** Angezeigter Text **
Da 1. dieses Jahr eine Verfilmung von Ender's Game ansteht (
Trailer, mehr dazu s.u.) und ich 2. schon oft gehört hatte, das Buch würde sehr von seinem "Twist" leben, ich es also unbedingt vor dem Film lesen wollte, habe ich mir jetzt mal die vier Hauptgeschichten als "Quartet"-Box angeschafft und Band 1 auch immerhin schon gelesen.
Zur Threaauffrischung erstmal noch ein Zitat aus dem
Wblig:
Zitat von Padreic:Orson Scott Card: Ender's Game und Speaker of the Dead Angeregt von der im SF-/Fantasy-Forum geposteten Liste habe ich mal an dieses Werk gemacht, wohl einem Klassiker der Science-Fiction, von dem ich vorher allerdings noch nie gehört hatte - zu unrecht, denke ich. Ender's Game handelt von dem sehr jungen Ender Wiggins, der in früher Kindheit schon in eine Militärakademie gesteckt wird, um zu einem militärischen Genie ausgebildet zu werden. Es gilt einen anscheinend unvermeidlichen Krieg gegen die Spezies der 'Bugger' zu gewinnen, die die Erde schon zweimal angegriffen haben. Speaker of the Dead spielt 3000 Jahre später. Dank des Segnungen des nah-Lichtgeschwindigkeitsflugs ist Ender jedoch erhalten geblieben, wenn auch sehr verändert. Im Zentrum steht die Begegnung der Menschheit mit den 'Piggies', der ersten intelligenten Spezies, auf die sie seit 3000 Jahren stießen. Ich will zu beiden Romanen nicht viel mehr schreiben, keine Wendungen vorwegnehmen. Nur so viel: beiden Romen ist eine gewisse Konstruiertheit eigen. Das wird aber mehr als ausgeglichen durch den spannenden Plot, die faszinierende Welt, die strategischen Ideen im ersten Teil, die humanistischen Ideen und das schöne Charakterspiel im zweiten Teil. Empfehlung für den ersten Teil, deutlichere Empfehlung für den zweiten.
Ich fand es spannend, eingängig und sehr lesenswert. Und in seiner Kombination aus einfach konstruierter Grundgeschichte und relativ vielschichtigem Hintergrund auch überraschend tiefgängig. Ipsissimus' Einschätzung aus dem
Wichtige-Bücher-Thread, Card sei eine besondere literarische Größe des Genres, kann ich nach dieser ersten Stichprobe aber noch nicht ganz teilen, denn das "Spiel" hat für mich doch ein paar Probleme.
Zum einen wirken Sprache und Verhalten der Kinder etwas unglaubwürdig, trotz besonderer Umgebung und postuliertem Geniesein auch der Nebenfiguren. Ich möchte nicht wie manche (u.a. bei WP zitierte) Kritiker behaupten, das wäre von Grund auf unrealistisch, aber irgendwie fehlten doch zu sehr die emotionalen, verletzlichen, irrationalen Aspekte, zumindest in der Anfangszeit, bevor sie richtig in das System eingebunden wurden. Ich denke, zumindest die "Launchies" müssten 2-3 Jahre älter sein (aber nicht so alt wie im Film) oder alternativ etwas anders beschrieben werden. Gleichzeitig kann ich nicht akzeptieren, dass angeblich alle Kandidaten der Battle School aus den intelligentesten und geeignetsten Kindern der Erde ausgewählt wurden, die Zwischen-Antagonisten aber immer als ziemlich dumm dargestellt werden. Teil davon mag der enderlastigen Perspektive anzurechnen sein, Teil ist zu viel Verlassen des Autors auf einfache Sozialdynamik-Schemata.

** Ziel der Aufgabe **
Gib aus dem Beitrag über Ender's Game oben einen Abschnitt wortgetreu wieder. Setze bei den Worten „Ich fand es“ ein und höre nach „ein paar Probleme.“ auf.

** Inhalt des Datensatzes **
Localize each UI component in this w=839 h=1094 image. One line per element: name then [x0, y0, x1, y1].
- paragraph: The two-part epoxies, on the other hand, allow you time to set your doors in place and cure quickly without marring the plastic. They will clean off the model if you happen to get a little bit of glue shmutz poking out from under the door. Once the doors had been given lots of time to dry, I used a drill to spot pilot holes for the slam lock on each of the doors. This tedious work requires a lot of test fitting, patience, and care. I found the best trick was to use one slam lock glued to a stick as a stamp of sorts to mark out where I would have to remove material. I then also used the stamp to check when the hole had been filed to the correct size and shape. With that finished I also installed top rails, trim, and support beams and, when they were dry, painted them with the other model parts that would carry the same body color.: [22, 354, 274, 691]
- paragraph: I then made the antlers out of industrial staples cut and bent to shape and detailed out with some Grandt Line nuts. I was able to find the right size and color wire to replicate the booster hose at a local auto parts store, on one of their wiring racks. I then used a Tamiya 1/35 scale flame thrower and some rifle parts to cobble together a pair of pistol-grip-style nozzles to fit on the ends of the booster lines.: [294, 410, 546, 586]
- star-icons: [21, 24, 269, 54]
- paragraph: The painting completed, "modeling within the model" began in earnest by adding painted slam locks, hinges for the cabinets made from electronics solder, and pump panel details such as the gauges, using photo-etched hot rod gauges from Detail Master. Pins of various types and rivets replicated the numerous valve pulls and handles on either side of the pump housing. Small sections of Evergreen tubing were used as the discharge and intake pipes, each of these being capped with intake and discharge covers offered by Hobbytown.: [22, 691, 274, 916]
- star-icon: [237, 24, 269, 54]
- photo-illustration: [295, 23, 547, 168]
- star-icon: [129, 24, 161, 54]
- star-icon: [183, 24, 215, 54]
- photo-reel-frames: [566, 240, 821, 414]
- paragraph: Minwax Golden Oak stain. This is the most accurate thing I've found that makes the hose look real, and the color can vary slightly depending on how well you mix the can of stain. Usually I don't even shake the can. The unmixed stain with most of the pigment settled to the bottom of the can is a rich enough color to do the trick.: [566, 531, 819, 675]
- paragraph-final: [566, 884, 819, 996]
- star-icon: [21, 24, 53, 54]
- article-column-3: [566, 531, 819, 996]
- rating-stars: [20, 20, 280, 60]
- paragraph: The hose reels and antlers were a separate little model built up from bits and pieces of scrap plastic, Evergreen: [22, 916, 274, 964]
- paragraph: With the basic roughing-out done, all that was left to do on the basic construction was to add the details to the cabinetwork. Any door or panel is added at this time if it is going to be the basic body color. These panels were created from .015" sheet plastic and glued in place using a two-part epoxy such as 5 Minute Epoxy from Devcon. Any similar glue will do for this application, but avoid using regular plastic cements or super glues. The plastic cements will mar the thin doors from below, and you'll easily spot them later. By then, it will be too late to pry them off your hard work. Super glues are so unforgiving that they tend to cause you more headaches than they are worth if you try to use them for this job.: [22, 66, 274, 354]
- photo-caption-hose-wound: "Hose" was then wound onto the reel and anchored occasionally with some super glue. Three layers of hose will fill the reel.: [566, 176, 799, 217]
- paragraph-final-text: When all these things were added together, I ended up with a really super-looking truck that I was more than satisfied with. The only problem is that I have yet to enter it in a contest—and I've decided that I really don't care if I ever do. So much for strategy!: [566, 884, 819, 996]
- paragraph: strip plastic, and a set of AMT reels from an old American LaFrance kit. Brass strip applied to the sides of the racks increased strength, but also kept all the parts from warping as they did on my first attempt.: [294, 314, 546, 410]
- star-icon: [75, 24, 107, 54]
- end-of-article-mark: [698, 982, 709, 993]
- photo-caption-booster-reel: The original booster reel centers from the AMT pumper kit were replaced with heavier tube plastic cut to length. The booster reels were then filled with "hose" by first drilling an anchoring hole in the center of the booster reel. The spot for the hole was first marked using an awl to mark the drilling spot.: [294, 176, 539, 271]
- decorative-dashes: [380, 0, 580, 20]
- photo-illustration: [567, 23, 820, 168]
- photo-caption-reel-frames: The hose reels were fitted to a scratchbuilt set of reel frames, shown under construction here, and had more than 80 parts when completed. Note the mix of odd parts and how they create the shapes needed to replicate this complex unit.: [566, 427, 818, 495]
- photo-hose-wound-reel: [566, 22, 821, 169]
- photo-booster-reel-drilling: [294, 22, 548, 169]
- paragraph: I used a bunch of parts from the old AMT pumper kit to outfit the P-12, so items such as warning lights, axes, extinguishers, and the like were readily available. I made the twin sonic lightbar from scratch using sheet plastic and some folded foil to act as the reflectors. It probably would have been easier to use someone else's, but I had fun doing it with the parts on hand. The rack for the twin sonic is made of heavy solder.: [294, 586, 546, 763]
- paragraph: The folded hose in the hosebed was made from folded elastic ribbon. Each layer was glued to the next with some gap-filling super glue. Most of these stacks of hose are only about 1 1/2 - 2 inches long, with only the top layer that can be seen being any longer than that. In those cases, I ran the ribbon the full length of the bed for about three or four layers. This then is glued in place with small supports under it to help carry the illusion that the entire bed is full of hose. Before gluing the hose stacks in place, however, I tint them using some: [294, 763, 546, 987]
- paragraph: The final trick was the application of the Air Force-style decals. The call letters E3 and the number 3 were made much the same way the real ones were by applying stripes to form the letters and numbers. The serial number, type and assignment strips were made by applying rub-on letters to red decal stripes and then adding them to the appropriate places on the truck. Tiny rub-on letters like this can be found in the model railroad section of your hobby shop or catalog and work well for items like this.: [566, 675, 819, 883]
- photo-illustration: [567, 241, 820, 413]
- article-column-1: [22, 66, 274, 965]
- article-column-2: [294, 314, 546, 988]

** Lösung **
Ich fand es spannend, eingängig und sehr lesenswert. Und in seiner Kombination aus einfach konstruierter Grundgeschichte und relativ vielschichtigem Hintergrund auch überraschend tiefgängig. Ipsissimus' Einschätzung aus dem
Wichtige-Bücher-Thread, Card sei eine besondere literarische Größe des Genres, kann ich nach dieser ersten Stichprobe aber noch nicht ganz teilen, denn das "Spiel" hat für mich doch ein paar Probleme.